[Items listed in a dataset]
========================================

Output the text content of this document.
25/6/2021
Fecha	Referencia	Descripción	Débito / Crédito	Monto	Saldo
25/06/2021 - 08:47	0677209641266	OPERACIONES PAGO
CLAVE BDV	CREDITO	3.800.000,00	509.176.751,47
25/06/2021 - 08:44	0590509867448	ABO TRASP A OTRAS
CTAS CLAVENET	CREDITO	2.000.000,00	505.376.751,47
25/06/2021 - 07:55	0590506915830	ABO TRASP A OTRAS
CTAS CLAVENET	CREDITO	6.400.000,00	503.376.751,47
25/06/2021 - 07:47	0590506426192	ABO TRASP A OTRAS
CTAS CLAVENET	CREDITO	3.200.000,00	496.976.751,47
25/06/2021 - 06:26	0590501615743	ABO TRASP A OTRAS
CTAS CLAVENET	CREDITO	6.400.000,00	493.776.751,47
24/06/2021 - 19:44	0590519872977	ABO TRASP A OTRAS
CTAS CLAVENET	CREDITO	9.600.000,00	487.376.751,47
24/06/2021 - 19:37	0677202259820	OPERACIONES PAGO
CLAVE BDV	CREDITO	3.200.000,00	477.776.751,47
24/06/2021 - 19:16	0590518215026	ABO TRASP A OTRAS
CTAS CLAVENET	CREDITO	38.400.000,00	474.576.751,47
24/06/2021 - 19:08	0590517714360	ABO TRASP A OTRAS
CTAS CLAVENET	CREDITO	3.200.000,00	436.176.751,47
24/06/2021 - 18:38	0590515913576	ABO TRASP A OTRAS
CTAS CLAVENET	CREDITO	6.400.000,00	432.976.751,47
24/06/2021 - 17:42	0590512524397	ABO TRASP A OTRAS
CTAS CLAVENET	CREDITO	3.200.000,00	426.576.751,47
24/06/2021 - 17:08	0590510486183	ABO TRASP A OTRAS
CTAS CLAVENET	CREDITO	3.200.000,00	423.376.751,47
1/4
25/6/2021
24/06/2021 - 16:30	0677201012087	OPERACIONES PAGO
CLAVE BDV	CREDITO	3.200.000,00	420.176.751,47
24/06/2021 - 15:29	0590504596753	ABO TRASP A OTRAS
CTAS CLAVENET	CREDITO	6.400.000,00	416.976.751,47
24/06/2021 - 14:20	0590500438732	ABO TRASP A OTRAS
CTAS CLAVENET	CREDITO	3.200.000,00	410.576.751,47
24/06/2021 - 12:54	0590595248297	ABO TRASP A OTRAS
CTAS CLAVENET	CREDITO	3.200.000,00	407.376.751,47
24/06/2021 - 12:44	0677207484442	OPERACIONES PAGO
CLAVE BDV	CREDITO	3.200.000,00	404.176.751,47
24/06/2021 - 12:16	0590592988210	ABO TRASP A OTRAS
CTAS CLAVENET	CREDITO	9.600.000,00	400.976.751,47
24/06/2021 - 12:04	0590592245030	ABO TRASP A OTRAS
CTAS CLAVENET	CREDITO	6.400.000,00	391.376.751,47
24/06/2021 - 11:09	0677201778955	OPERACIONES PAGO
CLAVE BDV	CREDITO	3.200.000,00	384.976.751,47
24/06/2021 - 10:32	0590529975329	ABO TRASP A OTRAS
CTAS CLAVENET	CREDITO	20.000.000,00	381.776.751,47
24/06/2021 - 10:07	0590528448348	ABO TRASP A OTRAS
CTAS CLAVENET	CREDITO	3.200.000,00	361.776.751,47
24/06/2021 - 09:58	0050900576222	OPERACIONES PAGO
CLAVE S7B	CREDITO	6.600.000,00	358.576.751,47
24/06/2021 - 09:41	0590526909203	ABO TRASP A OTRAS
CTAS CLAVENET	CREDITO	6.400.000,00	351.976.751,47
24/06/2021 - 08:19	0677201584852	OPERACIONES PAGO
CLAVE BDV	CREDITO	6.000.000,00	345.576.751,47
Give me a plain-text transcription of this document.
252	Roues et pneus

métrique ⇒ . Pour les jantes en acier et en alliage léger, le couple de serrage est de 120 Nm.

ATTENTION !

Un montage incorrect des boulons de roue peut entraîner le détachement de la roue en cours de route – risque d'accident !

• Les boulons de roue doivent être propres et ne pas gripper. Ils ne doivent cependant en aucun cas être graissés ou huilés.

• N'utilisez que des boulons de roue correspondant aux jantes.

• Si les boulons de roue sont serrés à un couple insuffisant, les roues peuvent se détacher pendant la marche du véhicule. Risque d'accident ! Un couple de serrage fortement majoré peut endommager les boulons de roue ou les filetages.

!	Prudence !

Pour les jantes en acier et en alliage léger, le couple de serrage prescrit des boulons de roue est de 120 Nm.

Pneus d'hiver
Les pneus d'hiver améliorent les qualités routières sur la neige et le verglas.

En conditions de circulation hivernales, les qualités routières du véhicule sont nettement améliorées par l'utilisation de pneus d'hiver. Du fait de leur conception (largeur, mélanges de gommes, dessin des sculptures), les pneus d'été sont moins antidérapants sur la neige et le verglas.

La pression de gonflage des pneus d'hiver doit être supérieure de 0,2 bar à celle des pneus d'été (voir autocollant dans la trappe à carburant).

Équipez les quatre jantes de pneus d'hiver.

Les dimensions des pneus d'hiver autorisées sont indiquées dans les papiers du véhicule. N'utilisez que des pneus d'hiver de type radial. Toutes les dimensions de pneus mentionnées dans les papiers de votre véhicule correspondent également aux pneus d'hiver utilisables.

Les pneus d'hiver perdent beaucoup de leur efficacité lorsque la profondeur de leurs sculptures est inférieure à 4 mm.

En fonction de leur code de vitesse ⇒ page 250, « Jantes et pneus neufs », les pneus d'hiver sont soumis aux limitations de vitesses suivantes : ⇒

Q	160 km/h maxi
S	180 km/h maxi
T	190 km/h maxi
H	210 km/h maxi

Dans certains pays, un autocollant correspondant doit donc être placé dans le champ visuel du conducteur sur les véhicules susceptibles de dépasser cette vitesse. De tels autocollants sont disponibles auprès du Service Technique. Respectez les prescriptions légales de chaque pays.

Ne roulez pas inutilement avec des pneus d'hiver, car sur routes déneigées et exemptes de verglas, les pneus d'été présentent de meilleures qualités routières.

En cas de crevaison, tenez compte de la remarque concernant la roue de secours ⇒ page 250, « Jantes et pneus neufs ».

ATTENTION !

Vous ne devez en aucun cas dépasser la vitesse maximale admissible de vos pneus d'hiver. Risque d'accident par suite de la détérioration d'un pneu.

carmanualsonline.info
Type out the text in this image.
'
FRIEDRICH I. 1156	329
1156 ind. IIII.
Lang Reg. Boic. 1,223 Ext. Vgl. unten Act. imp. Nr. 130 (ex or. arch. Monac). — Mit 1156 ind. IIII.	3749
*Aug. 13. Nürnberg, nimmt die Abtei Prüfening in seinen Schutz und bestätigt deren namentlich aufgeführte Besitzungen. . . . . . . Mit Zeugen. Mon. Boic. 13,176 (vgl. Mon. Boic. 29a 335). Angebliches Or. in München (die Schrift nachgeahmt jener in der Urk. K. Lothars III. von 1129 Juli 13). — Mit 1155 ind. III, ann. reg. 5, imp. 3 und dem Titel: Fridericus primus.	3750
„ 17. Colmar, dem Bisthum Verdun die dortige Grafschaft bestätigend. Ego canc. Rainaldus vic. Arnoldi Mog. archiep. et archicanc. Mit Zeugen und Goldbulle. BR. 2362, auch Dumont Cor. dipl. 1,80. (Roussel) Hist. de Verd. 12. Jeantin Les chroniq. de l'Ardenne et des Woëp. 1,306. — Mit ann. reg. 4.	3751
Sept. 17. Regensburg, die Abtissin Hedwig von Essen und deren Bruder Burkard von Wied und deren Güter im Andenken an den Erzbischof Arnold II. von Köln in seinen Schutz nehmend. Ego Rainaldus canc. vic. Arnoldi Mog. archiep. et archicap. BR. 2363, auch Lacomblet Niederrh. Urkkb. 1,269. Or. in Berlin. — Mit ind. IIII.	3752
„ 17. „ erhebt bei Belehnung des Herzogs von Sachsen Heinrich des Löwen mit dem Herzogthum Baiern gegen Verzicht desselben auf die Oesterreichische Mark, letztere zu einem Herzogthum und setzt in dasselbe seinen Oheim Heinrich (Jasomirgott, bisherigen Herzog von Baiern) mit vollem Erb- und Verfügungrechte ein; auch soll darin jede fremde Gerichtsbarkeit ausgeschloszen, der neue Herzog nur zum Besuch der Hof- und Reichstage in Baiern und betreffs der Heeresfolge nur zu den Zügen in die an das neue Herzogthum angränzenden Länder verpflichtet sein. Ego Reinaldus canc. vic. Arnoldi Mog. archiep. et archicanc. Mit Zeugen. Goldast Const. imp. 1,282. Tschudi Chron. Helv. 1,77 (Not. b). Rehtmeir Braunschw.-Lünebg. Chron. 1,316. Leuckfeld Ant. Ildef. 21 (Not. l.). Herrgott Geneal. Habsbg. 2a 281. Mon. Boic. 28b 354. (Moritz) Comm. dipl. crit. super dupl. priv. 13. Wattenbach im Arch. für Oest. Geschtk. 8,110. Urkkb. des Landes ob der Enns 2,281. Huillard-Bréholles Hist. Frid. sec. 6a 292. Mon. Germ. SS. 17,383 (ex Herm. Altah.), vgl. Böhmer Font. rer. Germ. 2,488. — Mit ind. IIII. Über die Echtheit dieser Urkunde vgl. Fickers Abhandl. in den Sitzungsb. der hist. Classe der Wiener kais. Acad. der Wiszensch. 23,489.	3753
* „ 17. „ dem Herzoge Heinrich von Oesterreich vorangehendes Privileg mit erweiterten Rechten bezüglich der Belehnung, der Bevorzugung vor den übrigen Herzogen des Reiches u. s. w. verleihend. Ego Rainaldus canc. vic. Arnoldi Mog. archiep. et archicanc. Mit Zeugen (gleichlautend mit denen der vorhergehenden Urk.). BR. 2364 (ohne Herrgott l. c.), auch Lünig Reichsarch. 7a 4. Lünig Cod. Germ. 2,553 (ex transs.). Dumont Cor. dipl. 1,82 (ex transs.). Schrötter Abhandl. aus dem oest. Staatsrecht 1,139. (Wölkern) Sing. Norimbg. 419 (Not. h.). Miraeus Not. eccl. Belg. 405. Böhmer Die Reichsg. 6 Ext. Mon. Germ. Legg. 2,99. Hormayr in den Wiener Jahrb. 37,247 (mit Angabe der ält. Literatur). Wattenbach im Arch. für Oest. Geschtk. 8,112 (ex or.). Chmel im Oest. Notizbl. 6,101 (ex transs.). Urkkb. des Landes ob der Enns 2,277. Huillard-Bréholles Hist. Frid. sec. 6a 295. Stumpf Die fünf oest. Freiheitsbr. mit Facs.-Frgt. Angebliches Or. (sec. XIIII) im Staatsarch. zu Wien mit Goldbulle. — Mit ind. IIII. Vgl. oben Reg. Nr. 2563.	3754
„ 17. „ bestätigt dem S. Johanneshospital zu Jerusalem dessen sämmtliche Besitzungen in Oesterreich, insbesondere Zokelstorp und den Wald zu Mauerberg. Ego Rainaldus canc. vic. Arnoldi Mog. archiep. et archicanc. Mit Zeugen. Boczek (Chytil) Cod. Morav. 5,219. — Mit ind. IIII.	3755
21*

========================================

Using the records above, list each line that includes "text".

# [ANSWER FOR THE TASK]
Output the text content of this document.
Give me a plain-text transcription of this document.
Type out the text in this image.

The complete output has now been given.